• _What needs to be done_
List all lines in the material below that contain "description".

● ● ● ● ● ● ●

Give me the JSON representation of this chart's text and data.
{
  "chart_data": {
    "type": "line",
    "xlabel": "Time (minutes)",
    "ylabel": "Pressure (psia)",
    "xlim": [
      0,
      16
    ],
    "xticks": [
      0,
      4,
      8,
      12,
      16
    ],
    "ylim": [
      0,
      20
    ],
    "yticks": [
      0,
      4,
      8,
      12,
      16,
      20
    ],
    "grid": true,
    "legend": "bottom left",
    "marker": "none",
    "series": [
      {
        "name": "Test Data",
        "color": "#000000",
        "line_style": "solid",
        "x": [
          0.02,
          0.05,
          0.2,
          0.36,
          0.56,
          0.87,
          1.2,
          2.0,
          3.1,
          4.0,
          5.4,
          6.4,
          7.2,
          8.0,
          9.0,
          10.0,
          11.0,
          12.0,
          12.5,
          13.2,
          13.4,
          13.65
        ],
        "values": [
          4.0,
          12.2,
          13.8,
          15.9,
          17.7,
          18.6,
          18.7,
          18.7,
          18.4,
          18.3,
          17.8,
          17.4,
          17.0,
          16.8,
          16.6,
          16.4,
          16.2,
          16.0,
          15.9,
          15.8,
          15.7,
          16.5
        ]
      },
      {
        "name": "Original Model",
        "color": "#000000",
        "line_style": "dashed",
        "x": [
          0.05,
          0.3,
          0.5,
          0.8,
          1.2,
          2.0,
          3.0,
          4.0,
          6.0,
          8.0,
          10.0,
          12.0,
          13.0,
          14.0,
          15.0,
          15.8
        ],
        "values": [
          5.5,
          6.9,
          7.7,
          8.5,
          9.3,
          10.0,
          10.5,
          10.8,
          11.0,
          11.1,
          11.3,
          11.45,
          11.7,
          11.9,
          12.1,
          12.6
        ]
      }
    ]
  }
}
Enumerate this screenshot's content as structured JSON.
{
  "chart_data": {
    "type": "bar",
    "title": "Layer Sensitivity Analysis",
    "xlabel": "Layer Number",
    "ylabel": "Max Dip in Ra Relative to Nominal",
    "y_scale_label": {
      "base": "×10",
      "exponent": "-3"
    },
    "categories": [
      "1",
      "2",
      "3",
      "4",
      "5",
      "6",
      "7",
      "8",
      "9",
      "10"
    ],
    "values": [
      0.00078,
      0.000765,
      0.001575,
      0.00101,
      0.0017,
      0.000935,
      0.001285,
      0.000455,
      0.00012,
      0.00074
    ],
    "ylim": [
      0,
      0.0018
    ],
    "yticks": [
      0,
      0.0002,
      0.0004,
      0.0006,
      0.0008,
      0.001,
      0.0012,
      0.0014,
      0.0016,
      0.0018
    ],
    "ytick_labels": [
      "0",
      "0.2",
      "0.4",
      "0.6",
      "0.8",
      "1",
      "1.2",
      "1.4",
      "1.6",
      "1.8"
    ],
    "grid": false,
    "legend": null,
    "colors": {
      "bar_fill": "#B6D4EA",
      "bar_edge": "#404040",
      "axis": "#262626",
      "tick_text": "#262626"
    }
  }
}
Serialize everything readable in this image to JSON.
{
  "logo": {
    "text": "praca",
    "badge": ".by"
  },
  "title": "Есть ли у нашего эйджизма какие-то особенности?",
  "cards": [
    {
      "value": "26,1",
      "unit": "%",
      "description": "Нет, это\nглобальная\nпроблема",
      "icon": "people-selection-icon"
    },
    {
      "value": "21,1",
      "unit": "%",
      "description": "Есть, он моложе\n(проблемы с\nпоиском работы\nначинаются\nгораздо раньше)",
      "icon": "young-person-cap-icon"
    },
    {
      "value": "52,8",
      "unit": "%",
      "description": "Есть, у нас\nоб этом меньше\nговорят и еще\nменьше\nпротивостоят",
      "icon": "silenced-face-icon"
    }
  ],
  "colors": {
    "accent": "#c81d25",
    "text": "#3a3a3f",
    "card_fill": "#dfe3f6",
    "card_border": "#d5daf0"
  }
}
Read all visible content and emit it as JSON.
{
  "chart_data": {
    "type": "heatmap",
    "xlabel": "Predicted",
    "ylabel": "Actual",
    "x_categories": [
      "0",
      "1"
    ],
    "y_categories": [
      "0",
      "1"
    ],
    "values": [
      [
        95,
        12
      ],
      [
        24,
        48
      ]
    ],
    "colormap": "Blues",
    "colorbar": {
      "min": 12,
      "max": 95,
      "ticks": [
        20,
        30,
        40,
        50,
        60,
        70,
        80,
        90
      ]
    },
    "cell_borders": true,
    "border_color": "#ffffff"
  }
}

● ● ● ● ● ● ●

• _Task answer_
      "description": "Нет, это\nглобальная\nпроблема",
      "description": "Есть, он моложе\n(проблемы с\nпоиском работы\nначинаются\nгораздо раньше)",
      "description": "Есть, у нас\nоб этом меньше\nговорят и еще\nменьше\nпротивостоят",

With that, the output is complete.